** Dataset items **
* * *

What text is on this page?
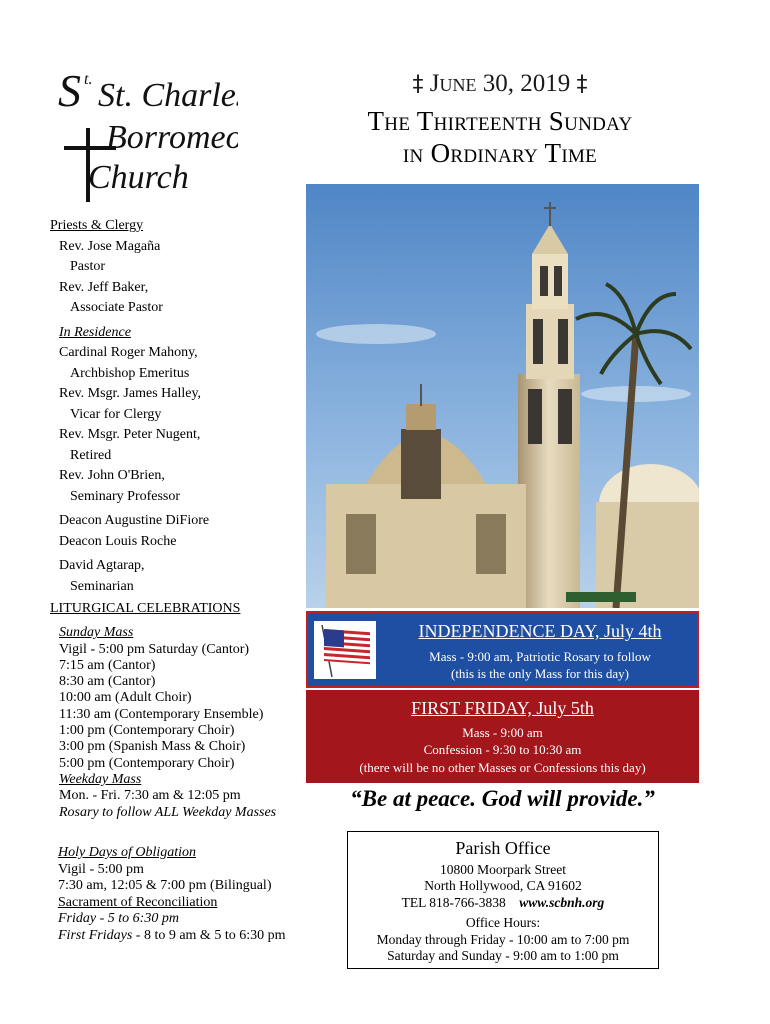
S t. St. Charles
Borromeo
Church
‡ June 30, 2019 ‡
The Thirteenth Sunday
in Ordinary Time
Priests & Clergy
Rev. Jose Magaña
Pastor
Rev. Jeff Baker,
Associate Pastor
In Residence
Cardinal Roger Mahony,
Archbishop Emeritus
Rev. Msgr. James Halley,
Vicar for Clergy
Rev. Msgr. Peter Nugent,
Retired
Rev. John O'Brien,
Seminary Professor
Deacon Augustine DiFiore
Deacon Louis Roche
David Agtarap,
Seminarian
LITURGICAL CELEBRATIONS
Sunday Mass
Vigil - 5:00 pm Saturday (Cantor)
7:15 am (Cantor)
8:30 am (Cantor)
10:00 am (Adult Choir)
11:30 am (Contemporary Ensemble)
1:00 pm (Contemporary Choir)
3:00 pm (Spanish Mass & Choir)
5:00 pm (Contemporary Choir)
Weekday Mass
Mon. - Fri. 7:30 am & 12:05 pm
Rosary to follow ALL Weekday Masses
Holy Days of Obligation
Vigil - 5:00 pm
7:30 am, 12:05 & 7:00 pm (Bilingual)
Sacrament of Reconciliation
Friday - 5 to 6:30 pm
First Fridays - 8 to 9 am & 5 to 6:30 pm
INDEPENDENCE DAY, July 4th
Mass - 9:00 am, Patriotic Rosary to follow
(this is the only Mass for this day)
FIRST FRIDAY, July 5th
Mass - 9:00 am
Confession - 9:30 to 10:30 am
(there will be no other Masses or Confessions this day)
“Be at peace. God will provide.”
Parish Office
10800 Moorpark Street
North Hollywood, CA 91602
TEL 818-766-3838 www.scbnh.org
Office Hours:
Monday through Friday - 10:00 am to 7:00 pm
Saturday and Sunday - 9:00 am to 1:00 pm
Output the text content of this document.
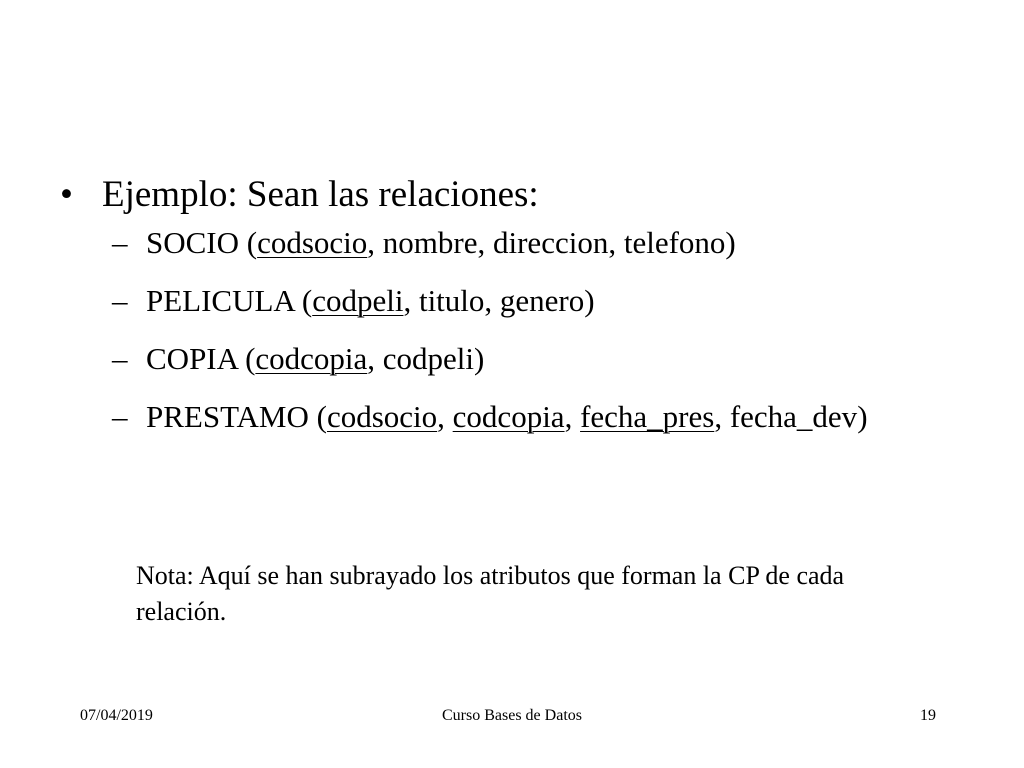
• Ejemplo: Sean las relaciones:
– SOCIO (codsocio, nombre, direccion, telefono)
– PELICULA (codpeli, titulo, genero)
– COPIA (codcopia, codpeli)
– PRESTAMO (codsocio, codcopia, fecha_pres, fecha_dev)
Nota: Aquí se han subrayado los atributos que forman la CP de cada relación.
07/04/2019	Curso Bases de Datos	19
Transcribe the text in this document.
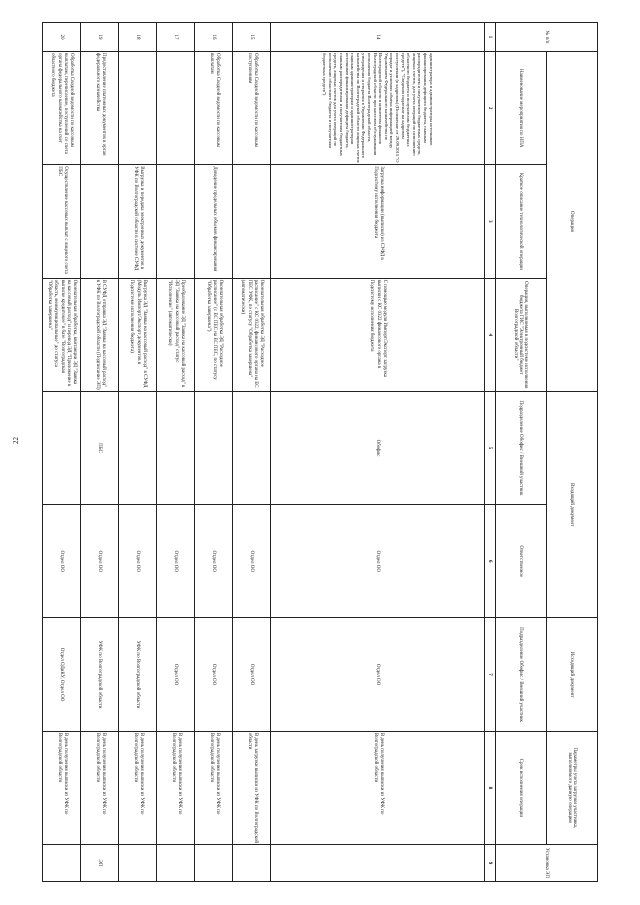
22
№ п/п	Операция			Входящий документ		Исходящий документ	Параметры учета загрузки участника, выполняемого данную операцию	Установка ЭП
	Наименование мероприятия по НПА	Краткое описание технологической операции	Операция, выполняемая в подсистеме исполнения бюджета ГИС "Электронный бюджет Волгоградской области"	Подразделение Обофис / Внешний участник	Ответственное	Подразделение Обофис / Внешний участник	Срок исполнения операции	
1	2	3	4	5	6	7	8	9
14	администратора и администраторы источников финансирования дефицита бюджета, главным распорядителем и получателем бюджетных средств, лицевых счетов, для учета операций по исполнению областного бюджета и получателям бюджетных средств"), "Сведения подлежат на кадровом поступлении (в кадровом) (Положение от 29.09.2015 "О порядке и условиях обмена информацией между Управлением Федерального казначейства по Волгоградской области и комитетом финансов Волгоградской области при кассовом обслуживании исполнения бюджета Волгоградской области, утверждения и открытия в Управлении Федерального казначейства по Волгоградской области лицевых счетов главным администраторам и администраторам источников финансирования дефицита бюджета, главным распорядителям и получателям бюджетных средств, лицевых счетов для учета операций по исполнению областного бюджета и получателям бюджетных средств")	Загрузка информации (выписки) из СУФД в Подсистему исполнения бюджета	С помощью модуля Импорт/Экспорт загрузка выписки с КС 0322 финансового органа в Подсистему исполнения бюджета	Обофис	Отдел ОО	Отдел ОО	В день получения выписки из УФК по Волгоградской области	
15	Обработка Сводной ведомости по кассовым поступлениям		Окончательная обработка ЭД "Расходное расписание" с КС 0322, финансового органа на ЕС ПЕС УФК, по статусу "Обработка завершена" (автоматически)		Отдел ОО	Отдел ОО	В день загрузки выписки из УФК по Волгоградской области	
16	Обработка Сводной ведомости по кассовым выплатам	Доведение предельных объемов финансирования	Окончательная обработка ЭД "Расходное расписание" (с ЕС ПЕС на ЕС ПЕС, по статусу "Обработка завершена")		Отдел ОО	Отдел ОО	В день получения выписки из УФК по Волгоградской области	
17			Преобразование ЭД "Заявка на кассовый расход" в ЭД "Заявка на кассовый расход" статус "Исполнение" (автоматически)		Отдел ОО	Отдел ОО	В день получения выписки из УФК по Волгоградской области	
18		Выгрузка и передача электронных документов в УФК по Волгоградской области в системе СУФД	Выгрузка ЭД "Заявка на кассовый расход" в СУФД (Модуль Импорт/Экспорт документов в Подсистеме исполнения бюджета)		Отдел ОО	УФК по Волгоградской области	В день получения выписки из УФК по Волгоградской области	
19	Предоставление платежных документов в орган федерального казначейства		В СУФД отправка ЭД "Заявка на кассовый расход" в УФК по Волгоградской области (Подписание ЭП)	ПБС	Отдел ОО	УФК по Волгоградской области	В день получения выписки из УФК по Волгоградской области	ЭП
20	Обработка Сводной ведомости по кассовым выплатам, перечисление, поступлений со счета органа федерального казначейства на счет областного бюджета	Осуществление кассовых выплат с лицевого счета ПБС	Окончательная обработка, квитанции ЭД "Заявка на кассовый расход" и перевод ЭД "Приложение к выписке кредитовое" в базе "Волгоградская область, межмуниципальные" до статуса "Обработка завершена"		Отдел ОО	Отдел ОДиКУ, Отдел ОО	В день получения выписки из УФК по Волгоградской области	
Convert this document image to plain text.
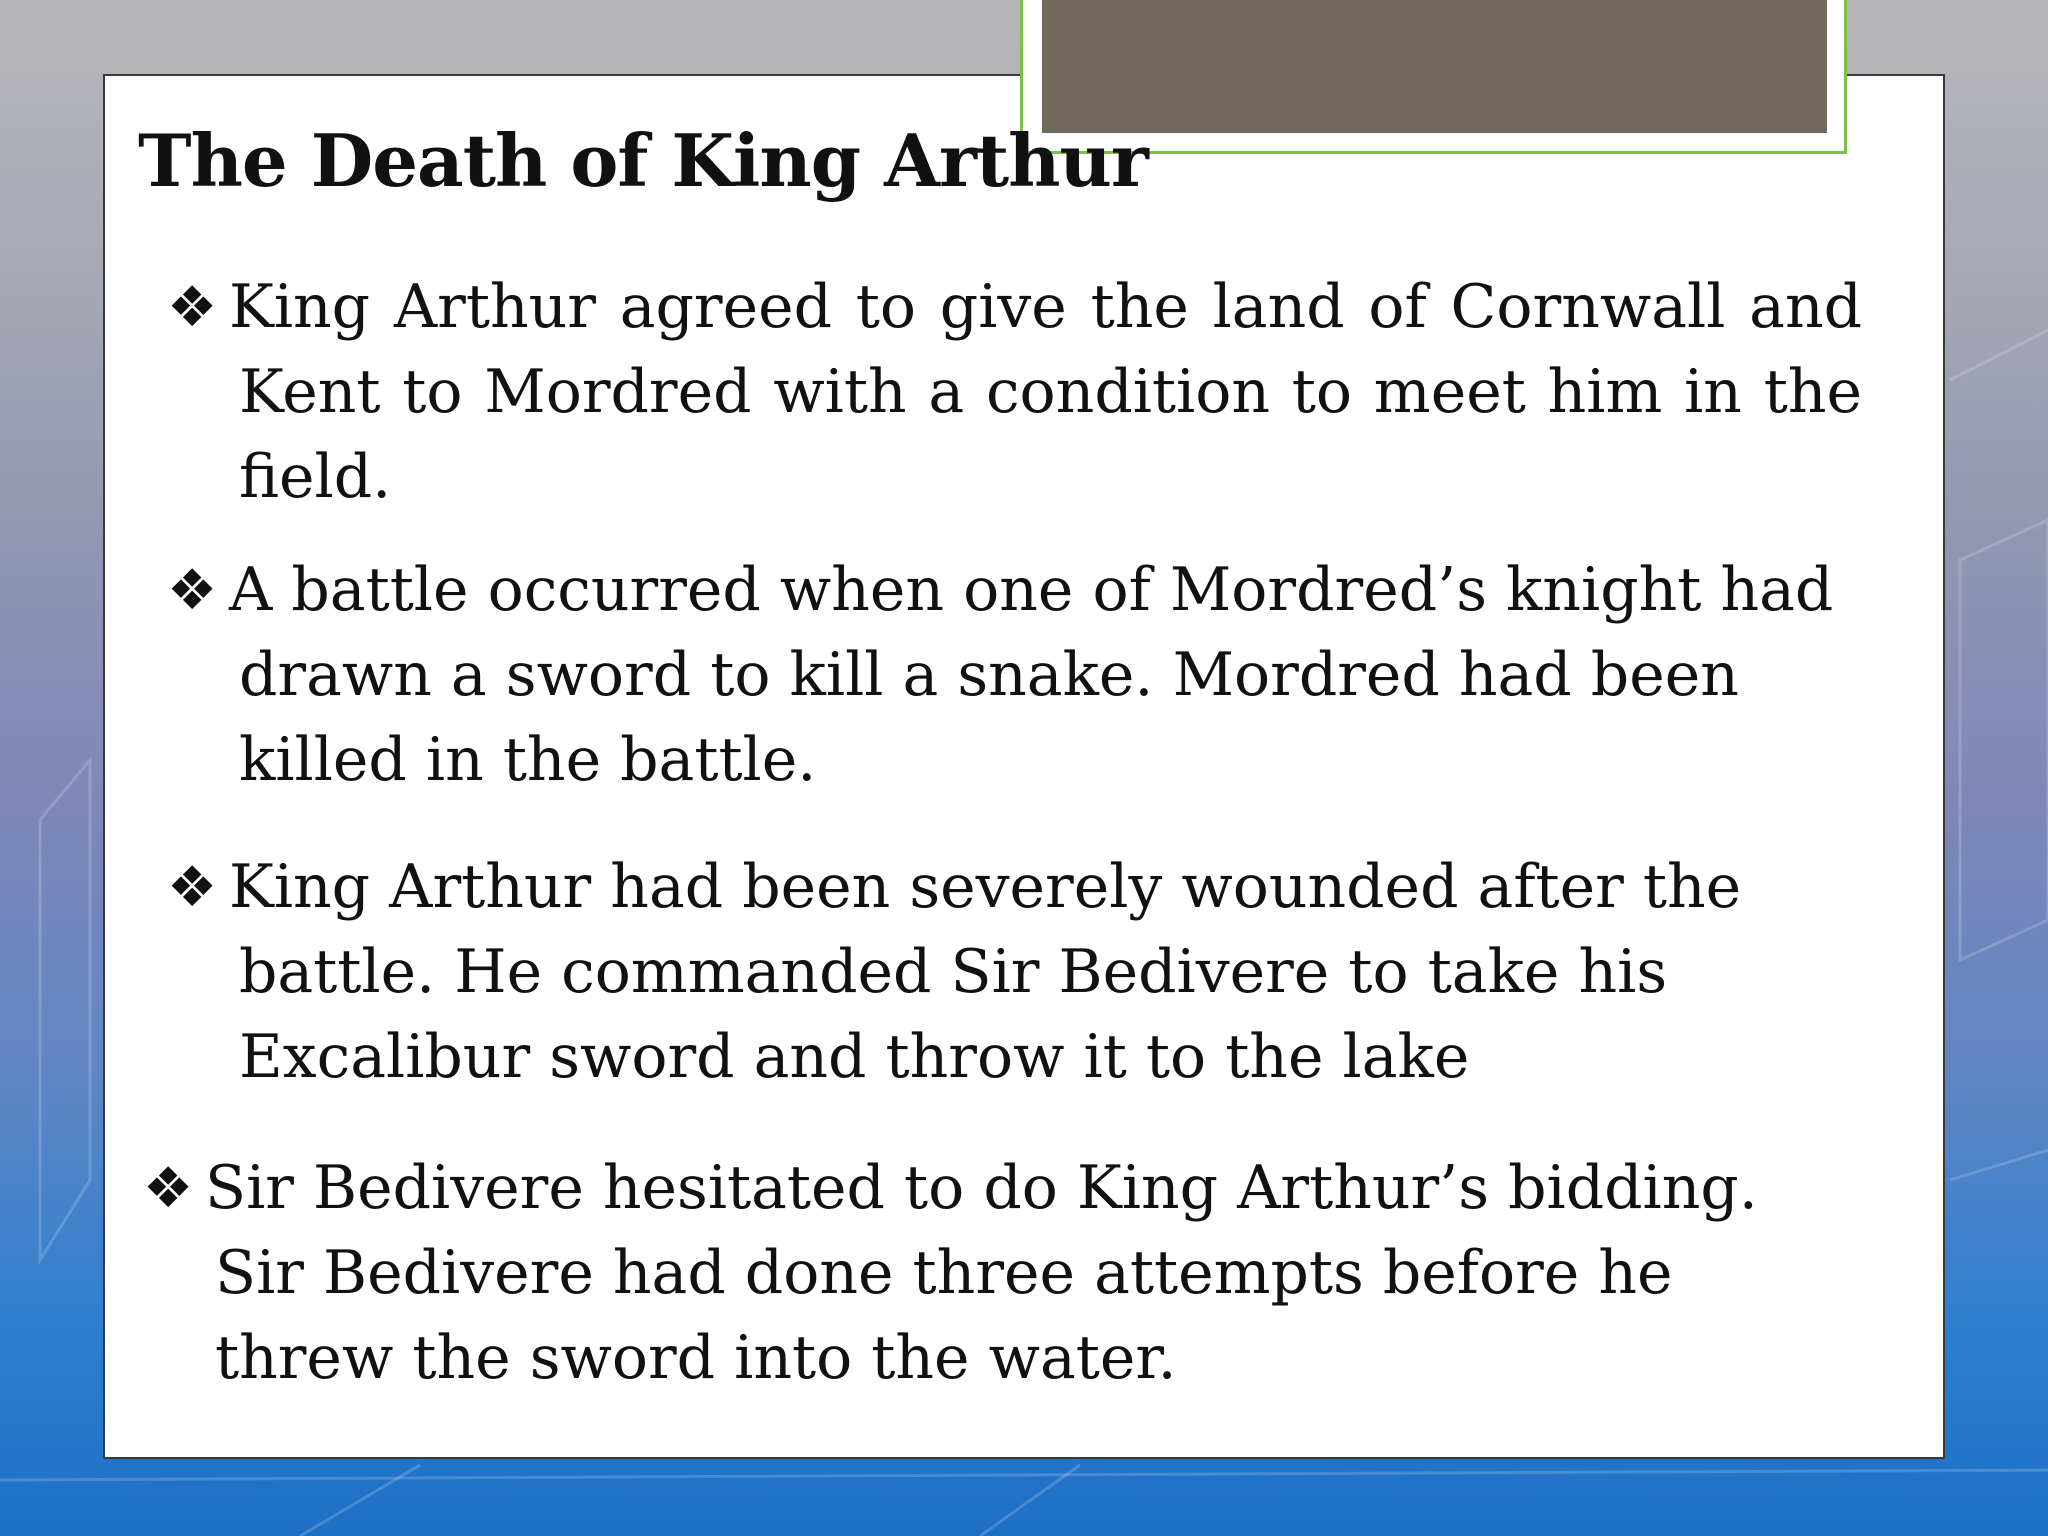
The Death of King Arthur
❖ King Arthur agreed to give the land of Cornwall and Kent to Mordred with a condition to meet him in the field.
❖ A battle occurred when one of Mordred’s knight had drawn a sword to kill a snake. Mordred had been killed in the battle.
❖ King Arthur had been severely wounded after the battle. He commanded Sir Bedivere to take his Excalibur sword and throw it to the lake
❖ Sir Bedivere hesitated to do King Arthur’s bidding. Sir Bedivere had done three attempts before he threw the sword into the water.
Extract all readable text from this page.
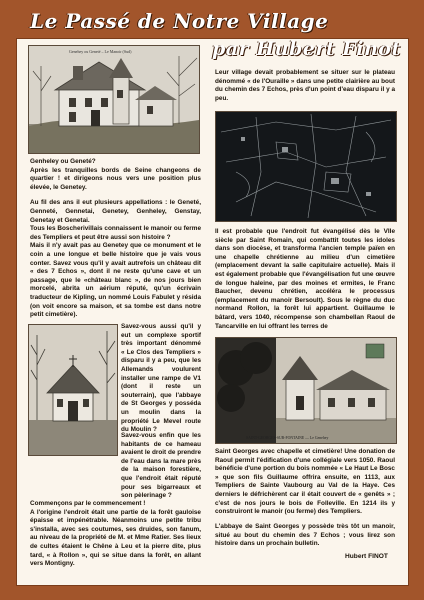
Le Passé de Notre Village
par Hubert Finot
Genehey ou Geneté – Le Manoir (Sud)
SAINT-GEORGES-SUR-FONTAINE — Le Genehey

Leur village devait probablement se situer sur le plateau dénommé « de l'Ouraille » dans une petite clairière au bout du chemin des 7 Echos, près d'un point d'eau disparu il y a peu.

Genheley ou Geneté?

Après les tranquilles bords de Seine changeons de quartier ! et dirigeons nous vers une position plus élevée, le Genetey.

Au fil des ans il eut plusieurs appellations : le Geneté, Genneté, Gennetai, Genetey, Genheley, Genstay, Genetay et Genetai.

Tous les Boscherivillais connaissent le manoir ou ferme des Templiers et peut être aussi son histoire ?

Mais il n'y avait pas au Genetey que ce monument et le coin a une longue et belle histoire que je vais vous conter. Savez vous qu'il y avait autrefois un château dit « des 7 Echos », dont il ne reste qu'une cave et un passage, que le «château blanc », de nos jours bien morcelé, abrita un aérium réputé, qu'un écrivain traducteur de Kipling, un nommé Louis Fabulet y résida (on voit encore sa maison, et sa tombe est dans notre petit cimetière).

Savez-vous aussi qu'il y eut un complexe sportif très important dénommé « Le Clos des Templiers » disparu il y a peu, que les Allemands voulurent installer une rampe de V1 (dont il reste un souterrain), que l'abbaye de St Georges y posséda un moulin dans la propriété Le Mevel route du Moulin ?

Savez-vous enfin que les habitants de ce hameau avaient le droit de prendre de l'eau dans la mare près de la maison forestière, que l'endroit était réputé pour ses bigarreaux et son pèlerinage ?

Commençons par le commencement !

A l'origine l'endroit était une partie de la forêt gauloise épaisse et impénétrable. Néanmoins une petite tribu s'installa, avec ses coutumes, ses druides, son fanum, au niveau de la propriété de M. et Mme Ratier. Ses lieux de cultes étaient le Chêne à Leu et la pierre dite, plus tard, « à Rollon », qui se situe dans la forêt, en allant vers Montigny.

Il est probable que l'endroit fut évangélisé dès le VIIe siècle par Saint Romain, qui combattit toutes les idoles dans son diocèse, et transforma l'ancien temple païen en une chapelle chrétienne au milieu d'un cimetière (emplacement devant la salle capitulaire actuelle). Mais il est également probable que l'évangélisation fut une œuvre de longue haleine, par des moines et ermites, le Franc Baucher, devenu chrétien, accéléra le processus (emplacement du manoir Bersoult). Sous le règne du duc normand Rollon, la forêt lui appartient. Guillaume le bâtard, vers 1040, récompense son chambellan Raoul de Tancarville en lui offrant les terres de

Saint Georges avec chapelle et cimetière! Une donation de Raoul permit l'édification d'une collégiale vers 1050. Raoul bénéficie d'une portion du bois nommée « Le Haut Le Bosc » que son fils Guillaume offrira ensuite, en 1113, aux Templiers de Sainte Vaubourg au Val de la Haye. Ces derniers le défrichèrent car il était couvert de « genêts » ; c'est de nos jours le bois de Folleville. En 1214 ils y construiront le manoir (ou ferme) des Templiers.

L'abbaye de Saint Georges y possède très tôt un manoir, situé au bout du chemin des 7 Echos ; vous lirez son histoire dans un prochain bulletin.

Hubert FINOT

* * *

Pick out, from the lines above, every one that contains the string "Echos".

** Finished exercise **
Leur village devait probablement se situer sur le plateau dénommé « de l'Ouraille » dans une petite clairière au bout du chemin des 7 Echos, près d'un point d'eau disparu il y a peu.
Mais il n'y avait pas au Genetey que ce monument et le coin a une longue et belle histoire que je vais vous conter. Savez vous qu'il y avait autrefois un château dit « des 7 Echos », dont il ne reste qu'une cave et un passage, que le «château blanc », de nos jours bien morcelé, abrita un aérium réputé, qu'un écrivain traducteur de Kipling, un nommé Louis Fabulet y résida (on voit encore sa maison, et sa tombe est dans notre petit cimetière).
L'abbaye de Saint Georges y possède très tôt un manoir, situé au bout du chemin des 7 Echos ; vous lirez son histoire dans un prochain bulletin.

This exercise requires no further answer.